● **Exercise objective**
Print the sea lion stamp text word for word, everything from "2012 Children's Health: New" down to "Health stamp issue.".

● **Document text**
_____
Sunday, 11 November 2012

2012 Children's Health: New Zealand Sea Lion

New Zealand Post is proud to continue to support Te Puna Whaiora as  The New Zealand Foundation for Child and Family Health and Development with its annual Children’s Health stamp issue.

Therefore New Zealand Post issued the 2012 Children’s Health stamp issue features the New Zealand sea lion on the first of August 2012. The mother of sea lion (as shown in above miniature sheet) is shown sniffing her pup for recognition before taking her for feeding. Just like children, pups are dependent on their mothers for protection, and this unique product portrays the close relationship they share.

set lion
The 70c gummed stamp presents a New Zealand sea lion pup in the Sub-Antarctic Islands.
Sea lions live all over the world whether in the wild, in marine parks, and sometimes even in cities. However, the New Zealand sea lion (Phocarctos hookeri) or whakahao lives only in New Zealand and is sadly listed as nationally critical.

It is monotypic of its genus.The primary habitat of New Zealand Sea Lions is several sub-Antarctic islands south of New Zealand and their surrounding waters. The breeding pattern of sea lions is very similar to that of fur seals, with males arriving in November to set up territories. Females give birth to single pups every one or two years, and pups are born in December and January each year.
_____
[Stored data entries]

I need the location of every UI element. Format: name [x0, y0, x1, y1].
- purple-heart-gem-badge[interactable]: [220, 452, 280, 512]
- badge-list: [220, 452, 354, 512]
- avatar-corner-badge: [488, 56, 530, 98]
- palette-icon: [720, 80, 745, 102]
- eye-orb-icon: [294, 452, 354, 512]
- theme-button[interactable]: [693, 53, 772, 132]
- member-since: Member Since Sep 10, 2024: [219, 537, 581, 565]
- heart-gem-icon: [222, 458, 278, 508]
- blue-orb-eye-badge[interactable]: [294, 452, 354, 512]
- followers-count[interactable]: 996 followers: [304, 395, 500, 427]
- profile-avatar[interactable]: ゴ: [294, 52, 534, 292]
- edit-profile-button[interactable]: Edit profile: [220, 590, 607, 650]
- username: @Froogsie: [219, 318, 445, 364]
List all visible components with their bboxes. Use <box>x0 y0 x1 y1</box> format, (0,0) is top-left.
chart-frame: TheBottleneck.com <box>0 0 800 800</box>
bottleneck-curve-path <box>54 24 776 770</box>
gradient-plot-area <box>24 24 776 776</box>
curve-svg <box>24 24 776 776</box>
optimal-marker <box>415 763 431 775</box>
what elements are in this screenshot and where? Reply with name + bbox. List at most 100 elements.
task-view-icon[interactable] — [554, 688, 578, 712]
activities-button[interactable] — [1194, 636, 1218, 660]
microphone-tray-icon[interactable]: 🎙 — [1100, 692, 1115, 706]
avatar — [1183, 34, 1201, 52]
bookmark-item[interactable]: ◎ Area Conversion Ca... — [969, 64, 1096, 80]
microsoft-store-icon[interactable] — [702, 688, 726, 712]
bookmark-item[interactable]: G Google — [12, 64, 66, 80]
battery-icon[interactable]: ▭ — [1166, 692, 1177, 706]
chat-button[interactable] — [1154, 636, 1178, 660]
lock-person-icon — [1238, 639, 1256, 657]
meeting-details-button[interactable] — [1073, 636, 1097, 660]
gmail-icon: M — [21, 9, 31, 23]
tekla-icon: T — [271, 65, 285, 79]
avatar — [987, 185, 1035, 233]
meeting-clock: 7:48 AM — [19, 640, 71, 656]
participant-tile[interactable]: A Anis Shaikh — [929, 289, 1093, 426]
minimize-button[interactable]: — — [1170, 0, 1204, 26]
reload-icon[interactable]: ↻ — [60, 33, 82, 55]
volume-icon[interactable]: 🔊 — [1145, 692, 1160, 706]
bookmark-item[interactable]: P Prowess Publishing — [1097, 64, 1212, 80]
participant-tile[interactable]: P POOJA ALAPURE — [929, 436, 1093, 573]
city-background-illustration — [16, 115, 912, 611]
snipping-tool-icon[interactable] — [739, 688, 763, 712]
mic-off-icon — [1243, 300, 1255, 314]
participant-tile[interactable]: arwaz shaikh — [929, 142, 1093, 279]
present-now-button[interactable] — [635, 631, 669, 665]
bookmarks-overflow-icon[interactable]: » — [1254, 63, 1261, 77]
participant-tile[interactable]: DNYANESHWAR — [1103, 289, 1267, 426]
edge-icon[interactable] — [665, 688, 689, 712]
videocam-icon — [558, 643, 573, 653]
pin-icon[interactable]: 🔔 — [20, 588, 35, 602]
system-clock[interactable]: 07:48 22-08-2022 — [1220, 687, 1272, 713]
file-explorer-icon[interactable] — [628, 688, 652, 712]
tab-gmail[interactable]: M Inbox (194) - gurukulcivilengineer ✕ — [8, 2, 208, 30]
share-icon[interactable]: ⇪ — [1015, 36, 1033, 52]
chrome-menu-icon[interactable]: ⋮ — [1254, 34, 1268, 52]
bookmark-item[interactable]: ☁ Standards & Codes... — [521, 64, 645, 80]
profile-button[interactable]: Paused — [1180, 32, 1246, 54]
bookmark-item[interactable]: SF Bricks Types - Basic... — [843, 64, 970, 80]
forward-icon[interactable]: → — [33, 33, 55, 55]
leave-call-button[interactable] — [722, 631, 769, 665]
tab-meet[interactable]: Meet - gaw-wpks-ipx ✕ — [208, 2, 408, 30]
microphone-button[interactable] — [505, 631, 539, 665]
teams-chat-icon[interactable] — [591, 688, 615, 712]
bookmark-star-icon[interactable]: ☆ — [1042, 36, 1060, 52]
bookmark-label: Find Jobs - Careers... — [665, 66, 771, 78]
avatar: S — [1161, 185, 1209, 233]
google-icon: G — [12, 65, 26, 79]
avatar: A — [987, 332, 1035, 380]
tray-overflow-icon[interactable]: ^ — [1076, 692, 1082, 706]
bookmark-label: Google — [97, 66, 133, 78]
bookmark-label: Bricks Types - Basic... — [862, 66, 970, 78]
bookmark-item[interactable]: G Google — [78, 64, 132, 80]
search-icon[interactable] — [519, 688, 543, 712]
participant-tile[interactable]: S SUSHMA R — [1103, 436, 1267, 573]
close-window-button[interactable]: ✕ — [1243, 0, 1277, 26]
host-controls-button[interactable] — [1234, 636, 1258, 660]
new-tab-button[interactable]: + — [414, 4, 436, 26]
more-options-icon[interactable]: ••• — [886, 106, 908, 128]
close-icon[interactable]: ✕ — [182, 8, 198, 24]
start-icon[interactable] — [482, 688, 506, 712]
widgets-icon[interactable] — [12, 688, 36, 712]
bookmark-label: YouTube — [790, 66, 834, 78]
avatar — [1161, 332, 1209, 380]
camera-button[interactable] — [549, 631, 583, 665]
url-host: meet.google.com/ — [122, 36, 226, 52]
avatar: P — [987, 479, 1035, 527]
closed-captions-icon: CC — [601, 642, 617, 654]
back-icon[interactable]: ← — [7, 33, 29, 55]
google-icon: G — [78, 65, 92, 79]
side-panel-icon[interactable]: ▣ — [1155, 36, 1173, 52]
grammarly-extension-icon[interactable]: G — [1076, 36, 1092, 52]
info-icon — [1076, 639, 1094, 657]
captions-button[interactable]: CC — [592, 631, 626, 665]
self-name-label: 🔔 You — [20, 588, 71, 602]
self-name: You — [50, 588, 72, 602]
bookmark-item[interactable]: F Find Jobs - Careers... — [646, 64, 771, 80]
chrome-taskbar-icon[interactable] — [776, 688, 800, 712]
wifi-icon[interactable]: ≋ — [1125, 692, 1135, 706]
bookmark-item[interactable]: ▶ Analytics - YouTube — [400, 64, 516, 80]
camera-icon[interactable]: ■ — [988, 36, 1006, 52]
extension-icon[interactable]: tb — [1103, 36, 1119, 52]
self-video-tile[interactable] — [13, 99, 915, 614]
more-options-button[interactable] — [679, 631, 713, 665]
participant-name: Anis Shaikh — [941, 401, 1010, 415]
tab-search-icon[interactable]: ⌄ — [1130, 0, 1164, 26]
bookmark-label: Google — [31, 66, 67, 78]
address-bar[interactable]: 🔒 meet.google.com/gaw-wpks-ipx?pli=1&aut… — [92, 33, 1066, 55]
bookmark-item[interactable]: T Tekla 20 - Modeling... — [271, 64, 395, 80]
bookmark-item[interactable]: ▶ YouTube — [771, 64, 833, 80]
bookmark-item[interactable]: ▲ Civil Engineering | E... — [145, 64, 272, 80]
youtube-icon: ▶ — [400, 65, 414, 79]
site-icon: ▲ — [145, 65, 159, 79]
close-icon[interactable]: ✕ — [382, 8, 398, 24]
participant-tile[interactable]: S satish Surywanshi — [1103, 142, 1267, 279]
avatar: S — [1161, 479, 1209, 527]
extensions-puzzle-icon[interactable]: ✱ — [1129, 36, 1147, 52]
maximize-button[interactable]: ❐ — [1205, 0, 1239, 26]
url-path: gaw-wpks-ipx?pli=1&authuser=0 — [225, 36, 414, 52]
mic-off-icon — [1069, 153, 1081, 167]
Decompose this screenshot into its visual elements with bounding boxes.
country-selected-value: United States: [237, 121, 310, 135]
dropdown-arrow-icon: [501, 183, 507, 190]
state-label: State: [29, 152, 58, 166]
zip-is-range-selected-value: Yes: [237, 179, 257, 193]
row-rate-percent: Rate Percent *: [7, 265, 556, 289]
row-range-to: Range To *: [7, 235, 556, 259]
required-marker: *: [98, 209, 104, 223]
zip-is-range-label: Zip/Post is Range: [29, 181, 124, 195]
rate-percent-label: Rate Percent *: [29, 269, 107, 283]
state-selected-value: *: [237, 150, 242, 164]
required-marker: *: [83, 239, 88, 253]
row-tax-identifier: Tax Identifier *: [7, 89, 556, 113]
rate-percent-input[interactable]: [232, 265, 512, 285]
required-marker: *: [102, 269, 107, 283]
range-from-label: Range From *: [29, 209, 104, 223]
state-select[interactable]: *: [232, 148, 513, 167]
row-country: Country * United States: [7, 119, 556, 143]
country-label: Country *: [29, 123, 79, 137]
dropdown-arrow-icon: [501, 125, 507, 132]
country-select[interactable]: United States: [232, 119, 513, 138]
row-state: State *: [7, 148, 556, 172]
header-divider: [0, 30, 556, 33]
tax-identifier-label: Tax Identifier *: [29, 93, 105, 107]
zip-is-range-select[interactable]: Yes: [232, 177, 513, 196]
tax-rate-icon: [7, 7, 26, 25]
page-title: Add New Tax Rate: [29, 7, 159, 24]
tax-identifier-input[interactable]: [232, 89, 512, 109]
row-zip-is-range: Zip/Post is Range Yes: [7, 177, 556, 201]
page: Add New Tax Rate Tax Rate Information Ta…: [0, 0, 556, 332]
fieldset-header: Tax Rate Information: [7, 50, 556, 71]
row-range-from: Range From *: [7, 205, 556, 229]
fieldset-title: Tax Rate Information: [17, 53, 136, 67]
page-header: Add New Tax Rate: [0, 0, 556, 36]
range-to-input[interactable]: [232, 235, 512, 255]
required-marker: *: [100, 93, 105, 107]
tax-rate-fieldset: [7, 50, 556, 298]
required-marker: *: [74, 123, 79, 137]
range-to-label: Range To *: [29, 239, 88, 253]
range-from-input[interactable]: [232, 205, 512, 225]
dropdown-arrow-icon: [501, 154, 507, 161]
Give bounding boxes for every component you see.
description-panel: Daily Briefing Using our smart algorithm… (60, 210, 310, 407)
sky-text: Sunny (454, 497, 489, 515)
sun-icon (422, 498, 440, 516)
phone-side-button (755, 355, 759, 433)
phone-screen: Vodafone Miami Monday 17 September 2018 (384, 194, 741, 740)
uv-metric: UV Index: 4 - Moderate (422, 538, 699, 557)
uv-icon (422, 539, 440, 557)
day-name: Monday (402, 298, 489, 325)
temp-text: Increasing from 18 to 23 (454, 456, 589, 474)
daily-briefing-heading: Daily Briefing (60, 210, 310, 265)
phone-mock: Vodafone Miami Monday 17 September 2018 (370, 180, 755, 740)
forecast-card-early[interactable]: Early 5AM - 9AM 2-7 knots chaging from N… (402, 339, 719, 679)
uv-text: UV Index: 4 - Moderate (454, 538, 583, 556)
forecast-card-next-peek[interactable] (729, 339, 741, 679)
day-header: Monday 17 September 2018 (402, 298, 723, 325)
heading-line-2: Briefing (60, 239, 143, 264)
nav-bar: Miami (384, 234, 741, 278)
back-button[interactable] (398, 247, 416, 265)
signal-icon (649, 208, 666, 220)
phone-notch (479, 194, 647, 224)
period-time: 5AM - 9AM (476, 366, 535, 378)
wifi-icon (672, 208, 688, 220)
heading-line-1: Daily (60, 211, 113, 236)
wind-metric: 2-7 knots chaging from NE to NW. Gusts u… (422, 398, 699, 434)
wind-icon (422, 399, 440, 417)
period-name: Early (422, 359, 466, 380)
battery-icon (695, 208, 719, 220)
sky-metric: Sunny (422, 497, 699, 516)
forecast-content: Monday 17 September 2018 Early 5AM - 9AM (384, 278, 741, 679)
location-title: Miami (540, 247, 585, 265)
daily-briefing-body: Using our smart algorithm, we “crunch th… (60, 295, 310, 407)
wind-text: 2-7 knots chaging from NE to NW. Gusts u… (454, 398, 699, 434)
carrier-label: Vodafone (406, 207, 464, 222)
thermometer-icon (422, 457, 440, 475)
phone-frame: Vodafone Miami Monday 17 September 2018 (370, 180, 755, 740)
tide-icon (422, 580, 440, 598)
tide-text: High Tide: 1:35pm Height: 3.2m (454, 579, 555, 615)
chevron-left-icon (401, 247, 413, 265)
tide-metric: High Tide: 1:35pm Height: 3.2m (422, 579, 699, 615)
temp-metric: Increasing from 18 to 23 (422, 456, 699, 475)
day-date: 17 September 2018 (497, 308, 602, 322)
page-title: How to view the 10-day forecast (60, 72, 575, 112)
_____
● **Answer to this task**
2012 Children's Health: New Zealand Sea Lion

New Zealand Post is proud to continue to support Te Puna Whaiora as  The New Zealand Foundation for Child and Family Health and Development with its annual Children’s Health stamp issue.